* **Working data**
========

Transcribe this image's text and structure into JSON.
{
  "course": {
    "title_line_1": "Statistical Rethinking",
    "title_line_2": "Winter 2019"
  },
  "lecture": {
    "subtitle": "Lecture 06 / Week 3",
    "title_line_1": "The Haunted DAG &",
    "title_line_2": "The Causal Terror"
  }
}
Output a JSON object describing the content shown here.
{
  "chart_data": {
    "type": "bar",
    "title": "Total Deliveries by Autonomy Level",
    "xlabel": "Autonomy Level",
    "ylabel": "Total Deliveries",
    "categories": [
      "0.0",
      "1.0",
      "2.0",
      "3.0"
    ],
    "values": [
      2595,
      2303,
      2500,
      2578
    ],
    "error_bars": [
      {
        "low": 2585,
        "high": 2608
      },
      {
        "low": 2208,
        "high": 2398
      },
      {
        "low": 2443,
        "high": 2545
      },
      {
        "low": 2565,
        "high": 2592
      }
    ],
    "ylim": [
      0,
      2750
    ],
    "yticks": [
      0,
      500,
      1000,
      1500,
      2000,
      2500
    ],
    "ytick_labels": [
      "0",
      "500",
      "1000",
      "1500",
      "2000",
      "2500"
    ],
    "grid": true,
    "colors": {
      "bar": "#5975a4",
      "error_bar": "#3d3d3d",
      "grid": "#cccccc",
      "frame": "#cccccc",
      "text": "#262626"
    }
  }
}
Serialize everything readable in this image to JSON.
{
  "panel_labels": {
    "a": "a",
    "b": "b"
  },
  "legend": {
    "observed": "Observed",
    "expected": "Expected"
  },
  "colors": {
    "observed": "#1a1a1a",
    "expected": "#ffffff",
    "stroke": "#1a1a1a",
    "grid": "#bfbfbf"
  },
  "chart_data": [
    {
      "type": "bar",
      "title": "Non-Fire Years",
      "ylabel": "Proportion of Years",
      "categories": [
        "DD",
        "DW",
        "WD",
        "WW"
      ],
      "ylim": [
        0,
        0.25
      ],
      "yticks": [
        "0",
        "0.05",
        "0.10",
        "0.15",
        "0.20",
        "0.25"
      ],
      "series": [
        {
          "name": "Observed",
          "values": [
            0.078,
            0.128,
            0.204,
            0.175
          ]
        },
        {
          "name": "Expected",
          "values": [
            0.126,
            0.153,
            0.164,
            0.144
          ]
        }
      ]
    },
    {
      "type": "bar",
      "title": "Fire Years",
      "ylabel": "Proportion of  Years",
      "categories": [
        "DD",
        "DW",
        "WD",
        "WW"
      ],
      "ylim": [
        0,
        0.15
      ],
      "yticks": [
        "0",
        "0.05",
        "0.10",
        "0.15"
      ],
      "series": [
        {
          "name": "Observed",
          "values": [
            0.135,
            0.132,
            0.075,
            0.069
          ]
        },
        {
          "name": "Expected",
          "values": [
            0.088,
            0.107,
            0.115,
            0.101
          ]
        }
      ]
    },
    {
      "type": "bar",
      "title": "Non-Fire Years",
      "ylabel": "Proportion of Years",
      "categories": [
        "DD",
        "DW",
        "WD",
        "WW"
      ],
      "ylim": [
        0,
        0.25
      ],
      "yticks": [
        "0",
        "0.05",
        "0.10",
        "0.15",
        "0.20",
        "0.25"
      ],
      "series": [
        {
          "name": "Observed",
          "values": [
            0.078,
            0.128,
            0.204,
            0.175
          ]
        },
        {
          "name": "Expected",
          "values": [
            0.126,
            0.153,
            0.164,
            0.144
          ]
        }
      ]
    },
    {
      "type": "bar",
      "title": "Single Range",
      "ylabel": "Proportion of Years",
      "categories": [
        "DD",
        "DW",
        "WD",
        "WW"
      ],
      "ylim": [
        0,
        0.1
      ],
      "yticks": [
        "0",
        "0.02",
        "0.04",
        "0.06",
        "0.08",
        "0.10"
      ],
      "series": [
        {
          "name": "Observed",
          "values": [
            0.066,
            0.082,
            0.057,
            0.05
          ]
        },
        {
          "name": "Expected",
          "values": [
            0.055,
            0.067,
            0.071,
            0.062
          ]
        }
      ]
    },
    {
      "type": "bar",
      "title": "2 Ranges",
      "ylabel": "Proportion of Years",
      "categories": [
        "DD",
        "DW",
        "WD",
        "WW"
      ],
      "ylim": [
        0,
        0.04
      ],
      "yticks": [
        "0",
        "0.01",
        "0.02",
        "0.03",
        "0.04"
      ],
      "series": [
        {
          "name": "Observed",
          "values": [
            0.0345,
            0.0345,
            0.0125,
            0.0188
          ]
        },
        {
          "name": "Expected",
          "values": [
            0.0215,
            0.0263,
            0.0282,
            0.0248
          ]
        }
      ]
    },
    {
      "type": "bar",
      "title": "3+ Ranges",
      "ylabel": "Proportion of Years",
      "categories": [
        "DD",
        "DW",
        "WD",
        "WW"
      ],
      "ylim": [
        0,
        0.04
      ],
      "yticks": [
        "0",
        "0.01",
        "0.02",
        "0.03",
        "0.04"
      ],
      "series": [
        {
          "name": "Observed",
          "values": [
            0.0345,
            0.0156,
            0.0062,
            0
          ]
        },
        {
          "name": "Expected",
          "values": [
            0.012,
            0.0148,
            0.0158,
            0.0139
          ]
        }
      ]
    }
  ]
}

========

* **Given problem**
Each line must be given again exactly as written above.

* **Solution to the problem**
Transcribe this image's text and structure into JSON.
{
  "course": {
    "title_line_1": "Statistical Rethinking",
    "title_line_2": "Winter 2019"
  },
  "lecture": {
    "subtitle": "Lecture 06 / Week 3",
    "title_line_1": "The Haunted DAG &",
    "title_line_2": "The Causal Terror"
  }
}
Output a JSON object describing the content shown here.
{
  "chart_data": {
    "type": "bar",
    "title": "Total Deliveries by Autonomy Level",
    "xlabel": "Autonomy Level",
    "ylabel": "Total Deliveries",
    "categories": [
      "0.0",
      "1.0",
      "2.0",
      "3.0"
    ],
    "values": [
      2595,
      2303,
      2500,
      2578
    ],
    "error_bars": [
      {
        "low": 2585,
        "high": 2608
      },
      {
        "low": 2208,
        "high": 2398
      },
      {
        "low": 2443,
        "high": 2545
      },
      {
        "low": 2565,
        "high": 2592
      }
    ],
    "ylim": [
      0,
      2750
    ],
    "yticks": [
      0,
      500,
      1000,
      1500,
      2000,
      2500
    ],
    "ytick_labels": [
      "0",
      "500",
      "1000",
      "1500",
      "2000",
      "2500"
    ],
    "grid": true,
    "colors": {
      "bar": "#5975a4",
      "error_bar": "#3d3d3d",
      "grid": "#cccccc",
      "frame": "#cccccc",
      "text": "#262626"
    }
  }
}
Serialize everything readable in this image to JSON.
{
  "panel_labels": {
    "a": "a",
    "b": "b"
  },
  "legend": {
    "observed": "Observed",
    "expected": "Expected"
  },
  "colors": {
    "observed": "#1a1a1a",
    "expected": "#ffffff",
    "stroke": "#1a1a1a",
    "grid": "#bfbfbf"
  },
  "chart_data": [
    {
      "type": "bar",
      "title": "Non-Fire Years",
      "ylabel": "Proportion of Years",
      "categories": [
        "DD",
        "DW",
        "WD",
        "WW"
      ],
      "ylim": [
        0,
        0.25
      ],
      "yticks": [
        "0",
        "0.05",
        "0.10",
        "0.15",
        "0.20",
        "0.25"
      ],
      "series": [
        {
          "name": "Observed",
          "values": [
            0.078,
            0.128,
            0.204,
            0.175
          ]
        },
        {
          "name": "Expected",
          "values": [
            0.126,
            0.153,
            0.164,
            0.144
          ]
        }
      ]
    },
    {
      "type": "bar",
      "title": "Fire Years",
      "ylabel": "Proportion of  Years",
      "categories": [
        "DD",
        "DW",
        "WD",
        "WW"
      ],
      "ylim": [
        0,
        0.15
      ],
      "yticks": [
        "0",
        "0.05",
        "0.10",
        "0.15"
      ],
      "series": [
        {
          "name": "Observed",
          "values": [
            0.135,
            0.132,
            0.075,
            0.069
          ]
        },
        {
          "name": "Expected",
          "values": [
            0.088,
            0.107,
            0.115,
            0.101
          ]
        }
      ]
    },
    {
      "type": "bar",
      "title": "Non-Fire Years",
      "ylabel": "Proportion of Years",
      "categories": [
        "DD",
        "DW",
        "WD",
        "WW"
      ],
      "ylim": [
        0,
        0.25
      ],
      "yticks": [
        "0",
        "0.05",
        "0.10",
        "0.15",
        "0.20",
        "0.25"
      ],
      "series": [
        {
          "name": "Observed",
          "values": [
            0.078,
            0.128,
            0.204,
            0.175
          ]
        },
        {
          "name": "Expected",
          "values": [
            0.126,
            0.153,
            0.164,
            0.144
          ]
        }
      ]
    },
    {
      "type": "bar",
      "title": "Single Range",
      "ylabel": "Proportion of Years",
      "categories": [
        "DD",
        "DW",
        "WD",
        "WW"
      ],
      "ylim": [
        0,
        0.1
      ],
      "yticks": [
        "0",
        "0.02",
        "0.04",
        "0.06",
        "0.08",
        "0.10"
      ],
      "series": [
        {
          "name": "Observed",
          "values": [
            0.066,
            0.082,
            0.057,
            0.05
          ]
        },
        {
          "name": "Expected",
          "values": [
            0.055,
            0.067,
            0.071,
            0.062
          ]
        }
      ]
    },
    {
      "type": "bar",
      "title": "2 Ranges",
      "ylabel": "Proportion of Years",
      "categories": [
        "DD",
        "DW",
        "WD",
        "WW"
      ],
      "ylim": [
        0,
        0.04
      ],
      "yticks": [
        "0",
        "0.01",
        "0.02",
        "0.03",
        "0.04"
      ],
      "series": [
        {
          "name": "Observed",
          "values": [
            0.0345,
            0.0345,
            0.0125,
            0.0188
          ]
        },
        {
          "name": "Expected",
          "values": [
            0.0215,
            0.0263,
            0.0282,
            0.0248
          ]
        }
      ]
    },
    {
      "type": "bar",
      "title": "3+ Ranges",
      "ylabel": "Proportion of Years",
      "categories": [
        "DD",
        "DW",
        "WD",
        "WW"
      ],
      "ylim": [
        0,
        0.04
      ],
      "yticks": [
        "0",
        "0.01",
        "0.02",
        "0.03",
        "0.04"
      ],
      "series": [
        {
          "name": "Observed",
          "values": [
            0.0345,
            0.0156,
            0.0062,
            0
          ]
        },
        {
          "name": "Expected",
          "values": [
            0.012,
            0.0148,
            0.0158,
            0.0139
          ]
        }
      ]
    }
  ]
}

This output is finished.